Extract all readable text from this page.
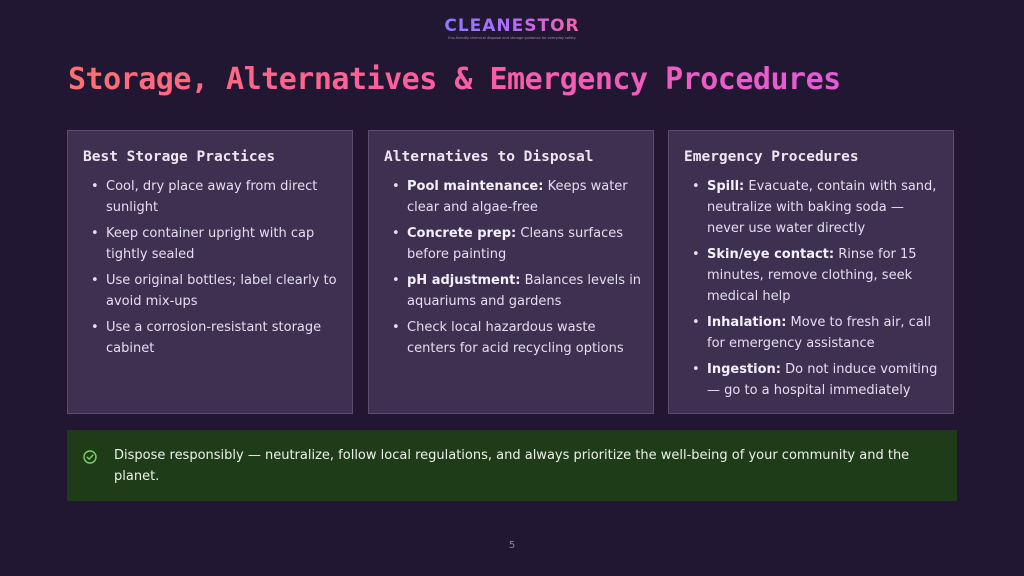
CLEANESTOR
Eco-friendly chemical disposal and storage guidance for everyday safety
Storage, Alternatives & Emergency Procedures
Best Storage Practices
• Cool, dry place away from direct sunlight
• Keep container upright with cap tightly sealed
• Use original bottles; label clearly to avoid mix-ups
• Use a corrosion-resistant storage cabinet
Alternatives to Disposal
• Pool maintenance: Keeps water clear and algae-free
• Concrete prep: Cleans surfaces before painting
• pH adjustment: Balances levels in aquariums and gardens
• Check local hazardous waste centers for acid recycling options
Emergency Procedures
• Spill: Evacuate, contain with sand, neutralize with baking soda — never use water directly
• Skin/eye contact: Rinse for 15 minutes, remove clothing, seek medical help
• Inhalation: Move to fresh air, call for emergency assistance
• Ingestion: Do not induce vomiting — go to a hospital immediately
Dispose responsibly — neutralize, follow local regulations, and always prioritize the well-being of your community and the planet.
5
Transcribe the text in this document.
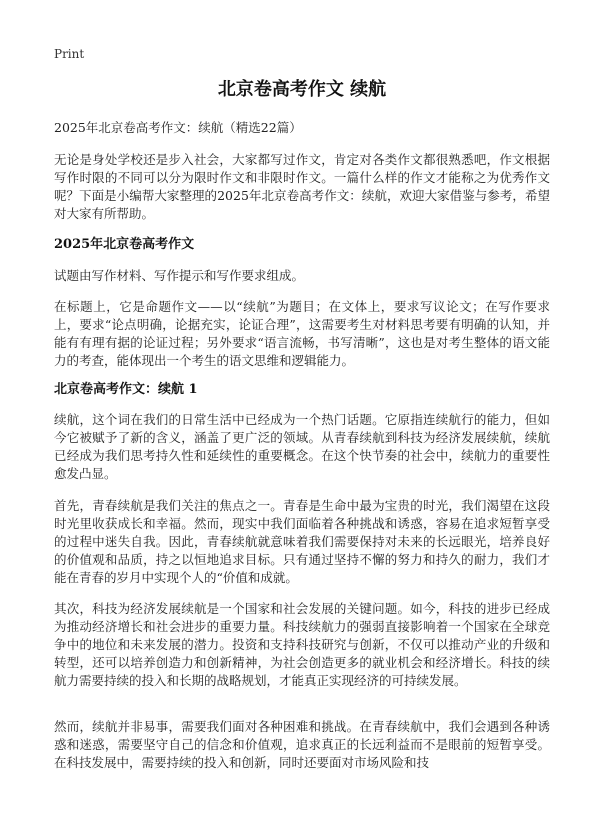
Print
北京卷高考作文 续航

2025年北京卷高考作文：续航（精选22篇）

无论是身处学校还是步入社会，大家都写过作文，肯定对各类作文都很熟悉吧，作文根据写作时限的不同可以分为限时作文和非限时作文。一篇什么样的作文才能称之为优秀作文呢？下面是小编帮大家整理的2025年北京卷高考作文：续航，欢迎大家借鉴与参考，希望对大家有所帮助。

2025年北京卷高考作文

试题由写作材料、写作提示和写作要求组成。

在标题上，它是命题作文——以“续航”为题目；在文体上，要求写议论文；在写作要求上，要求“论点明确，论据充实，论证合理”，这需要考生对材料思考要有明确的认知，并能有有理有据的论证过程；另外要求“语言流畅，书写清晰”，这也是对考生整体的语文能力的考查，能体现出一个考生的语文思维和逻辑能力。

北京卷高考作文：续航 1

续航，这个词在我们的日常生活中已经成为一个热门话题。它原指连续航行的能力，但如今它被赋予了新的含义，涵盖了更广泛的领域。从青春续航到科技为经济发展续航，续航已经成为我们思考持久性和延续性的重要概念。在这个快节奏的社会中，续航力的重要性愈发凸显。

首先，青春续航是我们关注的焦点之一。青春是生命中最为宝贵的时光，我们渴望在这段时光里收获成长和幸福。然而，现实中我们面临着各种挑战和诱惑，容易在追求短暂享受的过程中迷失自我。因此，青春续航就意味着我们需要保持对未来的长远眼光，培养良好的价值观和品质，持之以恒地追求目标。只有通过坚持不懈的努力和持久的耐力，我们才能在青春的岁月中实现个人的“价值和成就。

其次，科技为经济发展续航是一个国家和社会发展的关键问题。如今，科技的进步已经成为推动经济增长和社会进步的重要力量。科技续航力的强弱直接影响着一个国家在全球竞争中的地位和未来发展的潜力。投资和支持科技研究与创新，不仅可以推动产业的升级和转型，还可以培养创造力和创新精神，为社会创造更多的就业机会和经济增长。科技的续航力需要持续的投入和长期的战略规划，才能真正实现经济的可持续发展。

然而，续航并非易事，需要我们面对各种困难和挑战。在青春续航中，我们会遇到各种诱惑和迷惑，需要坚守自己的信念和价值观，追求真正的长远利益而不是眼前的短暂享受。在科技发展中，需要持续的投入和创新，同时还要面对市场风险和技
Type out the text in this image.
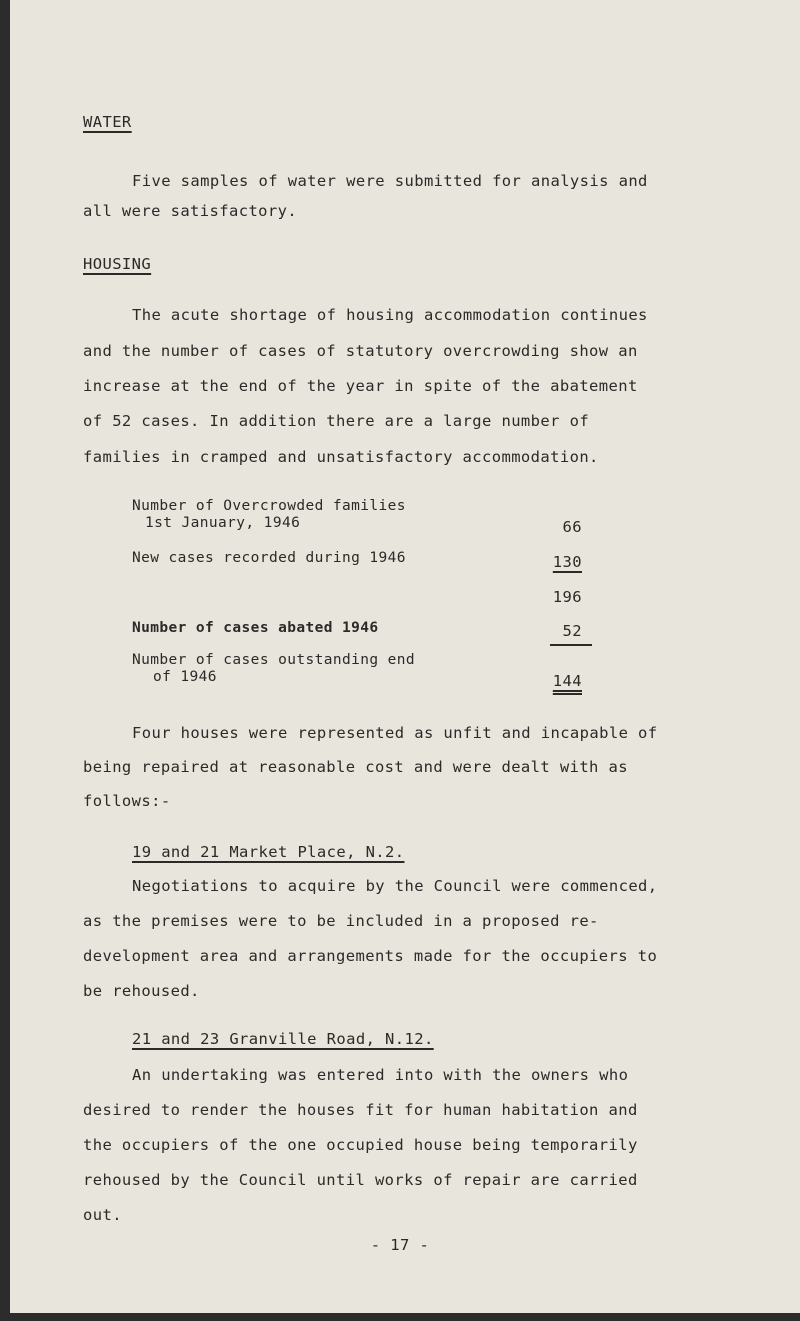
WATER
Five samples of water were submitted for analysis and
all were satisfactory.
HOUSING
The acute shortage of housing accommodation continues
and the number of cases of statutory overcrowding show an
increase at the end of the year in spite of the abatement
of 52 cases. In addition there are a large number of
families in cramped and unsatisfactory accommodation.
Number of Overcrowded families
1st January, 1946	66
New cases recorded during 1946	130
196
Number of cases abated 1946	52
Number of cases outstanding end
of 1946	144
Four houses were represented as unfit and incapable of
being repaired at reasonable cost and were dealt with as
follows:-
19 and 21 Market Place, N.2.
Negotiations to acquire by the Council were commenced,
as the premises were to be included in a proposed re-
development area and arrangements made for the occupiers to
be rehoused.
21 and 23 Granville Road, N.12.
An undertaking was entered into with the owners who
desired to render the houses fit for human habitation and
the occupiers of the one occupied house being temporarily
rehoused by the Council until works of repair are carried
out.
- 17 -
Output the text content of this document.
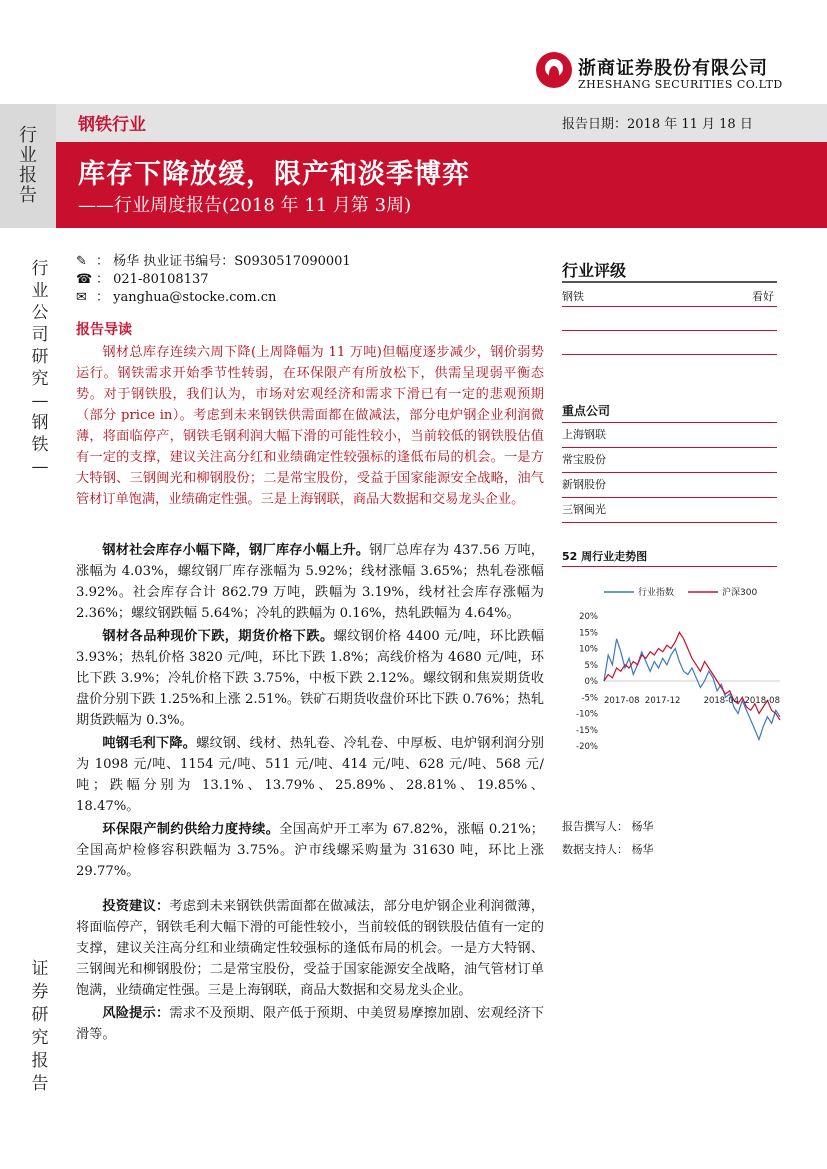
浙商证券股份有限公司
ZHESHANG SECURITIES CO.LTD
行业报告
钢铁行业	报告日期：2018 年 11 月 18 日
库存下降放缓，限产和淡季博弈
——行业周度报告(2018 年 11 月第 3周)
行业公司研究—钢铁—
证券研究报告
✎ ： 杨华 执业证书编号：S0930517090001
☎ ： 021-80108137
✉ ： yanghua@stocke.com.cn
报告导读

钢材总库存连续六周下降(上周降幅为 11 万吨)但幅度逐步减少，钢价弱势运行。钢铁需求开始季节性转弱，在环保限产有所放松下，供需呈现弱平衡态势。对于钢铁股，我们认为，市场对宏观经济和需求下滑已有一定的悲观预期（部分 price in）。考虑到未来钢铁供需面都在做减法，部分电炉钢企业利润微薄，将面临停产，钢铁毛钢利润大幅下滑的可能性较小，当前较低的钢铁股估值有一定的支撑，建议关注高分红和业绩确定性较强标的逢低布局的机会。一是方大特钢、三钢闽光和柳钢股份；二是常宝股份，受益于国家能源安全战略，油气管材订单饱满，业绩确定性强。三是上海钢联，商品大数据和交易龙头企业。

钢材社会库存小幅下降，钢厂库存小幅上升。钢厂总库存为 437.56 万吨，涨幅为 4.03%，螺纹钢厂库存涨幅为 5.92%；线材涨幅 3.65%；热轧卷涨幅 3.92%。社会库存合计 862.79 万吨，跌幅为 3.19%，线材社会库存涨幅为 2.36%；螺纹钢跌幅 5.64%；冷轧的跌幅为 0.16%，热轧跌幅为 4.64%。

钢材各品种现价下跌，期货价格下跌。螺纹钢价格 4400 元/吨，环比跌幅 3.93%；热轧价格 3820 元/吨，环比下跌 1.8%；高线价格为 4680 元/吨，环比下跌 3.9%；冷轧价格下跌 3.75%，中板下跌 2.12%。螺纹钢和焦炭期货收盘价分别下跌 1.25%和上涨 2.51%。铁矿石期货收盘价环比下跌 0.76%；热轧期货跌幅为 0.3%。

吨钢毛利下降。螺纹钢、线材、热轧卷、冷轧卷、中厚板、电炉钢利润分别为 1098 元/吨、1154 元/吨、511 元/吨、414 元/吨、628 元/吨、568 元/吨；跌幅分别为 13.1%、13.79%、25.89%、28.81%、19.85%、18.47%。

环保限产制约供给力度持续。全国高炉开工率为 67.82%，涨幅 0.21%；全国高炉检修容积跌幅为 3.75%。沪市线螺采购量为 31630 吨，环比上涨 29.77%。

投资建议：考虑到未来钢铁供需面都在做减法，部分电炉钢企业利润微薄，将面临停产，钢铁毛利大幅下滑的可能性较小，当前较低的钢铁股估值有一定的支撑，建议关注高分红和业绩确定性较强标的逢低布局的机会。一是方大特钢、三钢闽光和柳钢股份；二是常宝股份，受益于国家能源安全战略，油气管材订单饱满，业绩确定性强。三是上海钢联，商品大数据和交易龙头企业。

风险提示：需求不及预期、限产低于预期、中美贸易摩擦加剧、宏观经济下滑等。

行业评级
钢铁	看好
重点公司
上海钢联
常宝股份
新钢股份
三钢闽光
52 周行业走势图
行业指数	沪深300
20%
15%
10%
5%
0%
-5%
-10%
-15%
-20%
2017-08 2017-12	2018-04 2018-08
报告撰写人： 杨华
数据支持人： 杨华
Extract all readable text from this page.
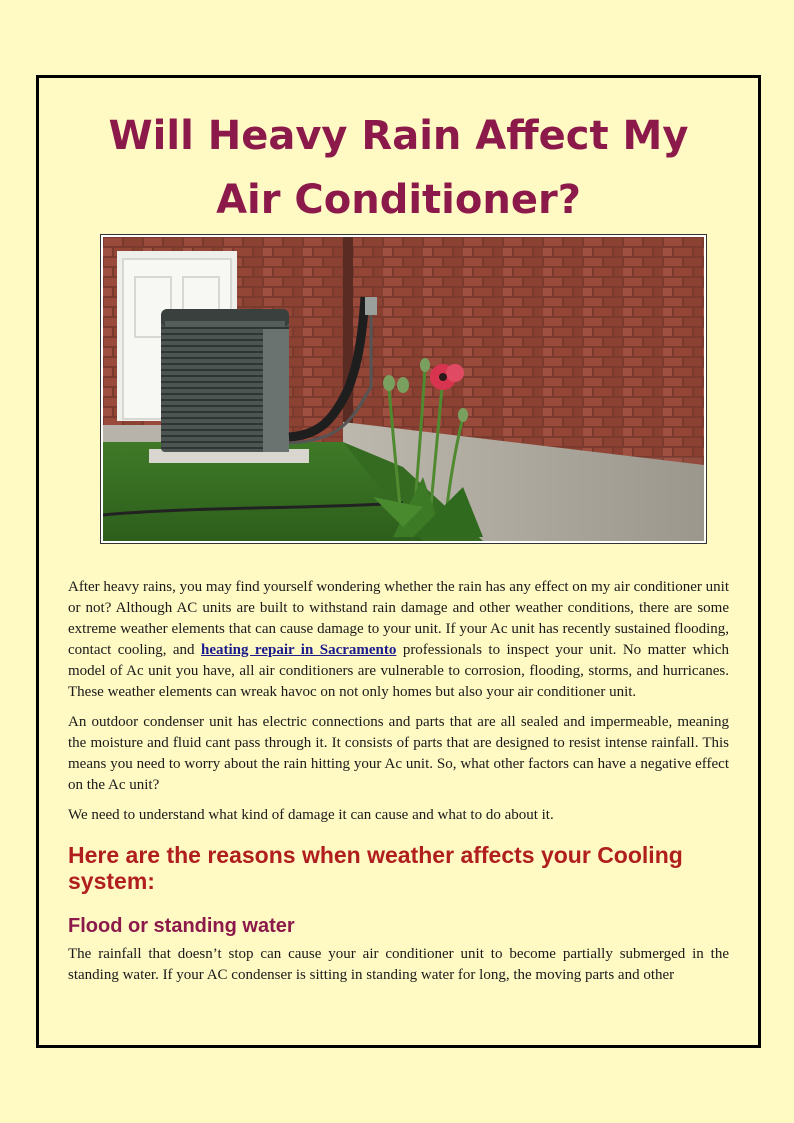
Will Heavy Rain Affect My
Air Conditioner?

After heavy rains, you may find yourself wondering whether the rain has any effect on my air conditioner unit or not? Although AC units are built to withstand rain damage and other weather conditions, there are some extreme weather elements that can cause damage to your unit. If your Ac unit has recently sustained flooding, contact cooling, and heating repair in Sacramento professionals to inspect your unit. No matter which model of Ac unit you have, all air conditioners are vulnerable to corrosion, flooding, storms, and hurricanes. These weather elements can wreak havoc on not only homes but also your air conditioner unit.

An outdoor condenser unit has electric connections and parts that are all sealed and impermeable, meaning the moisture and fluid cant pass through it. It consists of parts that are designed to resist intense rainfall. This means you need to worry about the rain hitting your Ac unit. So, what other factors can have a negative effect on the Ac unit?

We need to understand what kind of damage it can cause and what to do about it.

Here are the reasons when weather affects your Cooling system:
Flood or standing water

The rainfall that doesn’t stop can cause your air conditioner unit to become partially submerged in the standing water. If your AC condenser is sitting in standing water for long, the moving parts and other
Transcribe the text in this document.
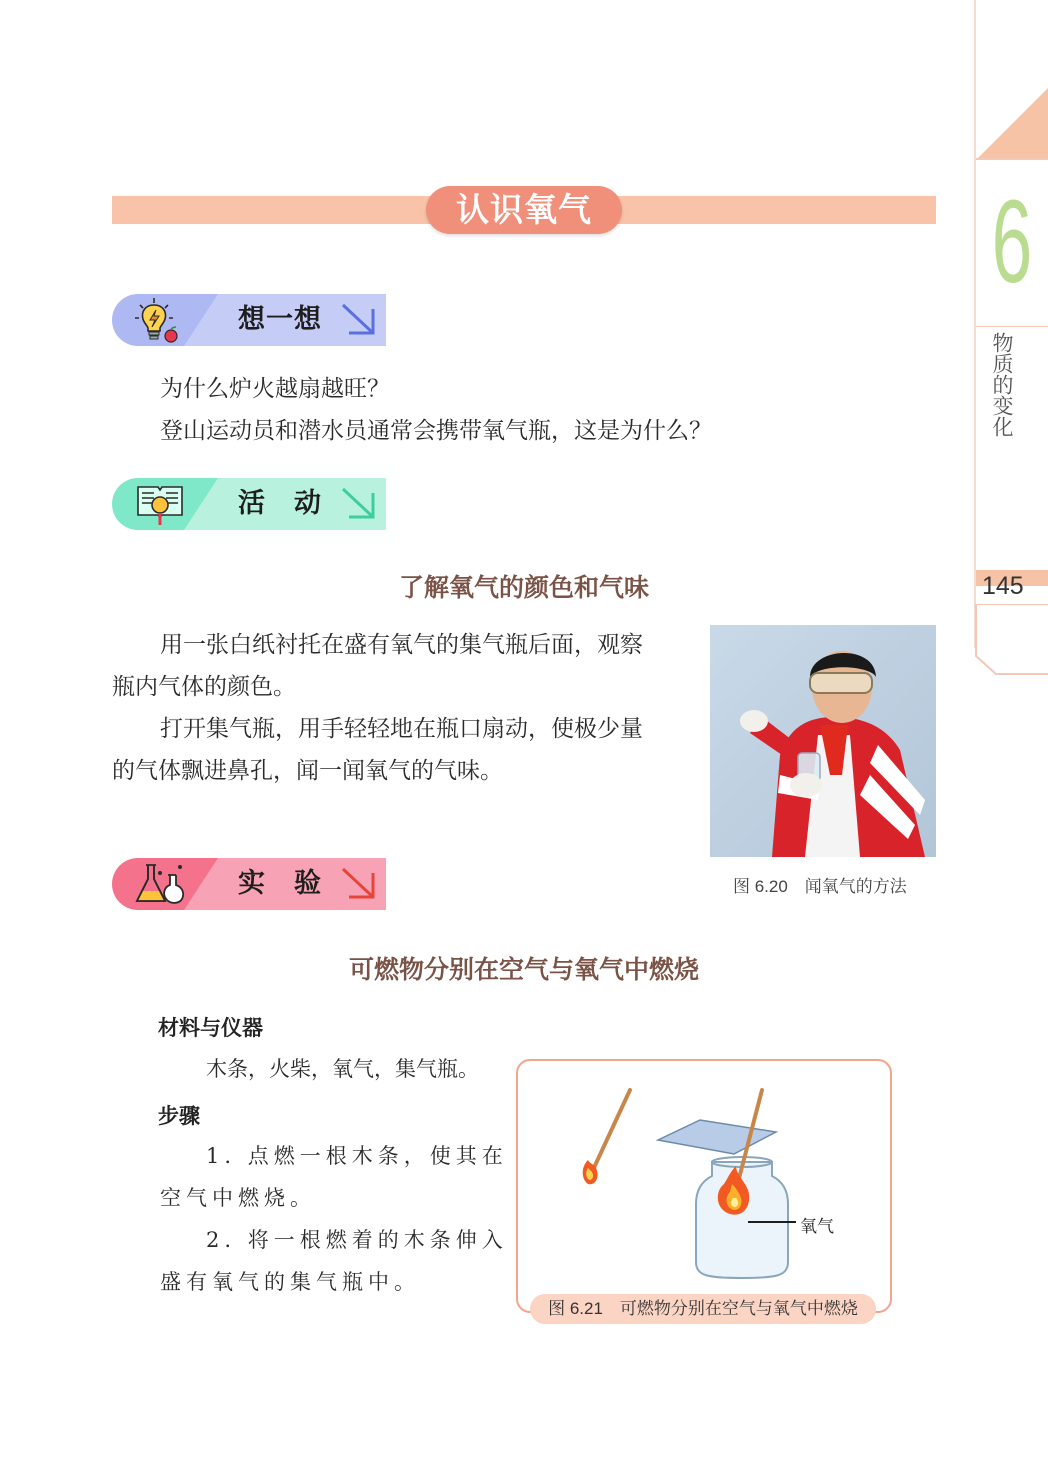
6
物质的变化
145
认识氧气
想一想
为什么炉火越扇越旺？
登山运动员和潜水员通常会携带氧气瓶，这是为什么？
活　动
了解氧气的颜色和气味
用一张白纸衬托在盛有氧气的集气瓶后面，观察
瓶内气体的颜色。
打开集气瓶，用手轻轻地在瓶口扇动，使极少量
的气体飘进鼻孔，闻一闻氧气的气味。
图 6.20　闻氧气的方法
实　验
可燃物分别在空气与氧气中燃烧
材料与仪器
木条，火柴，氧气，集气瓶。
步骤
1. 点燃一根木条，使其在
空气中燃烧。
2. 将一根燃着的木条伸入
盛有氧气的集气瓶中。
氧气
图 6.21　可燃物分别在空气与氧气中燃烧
┄┄┄┄┄┄┄┄┄┄
» **Given request**
Of the lines in this data, how many contain "weather"? Reply with only the number.

» **Exercise output**
2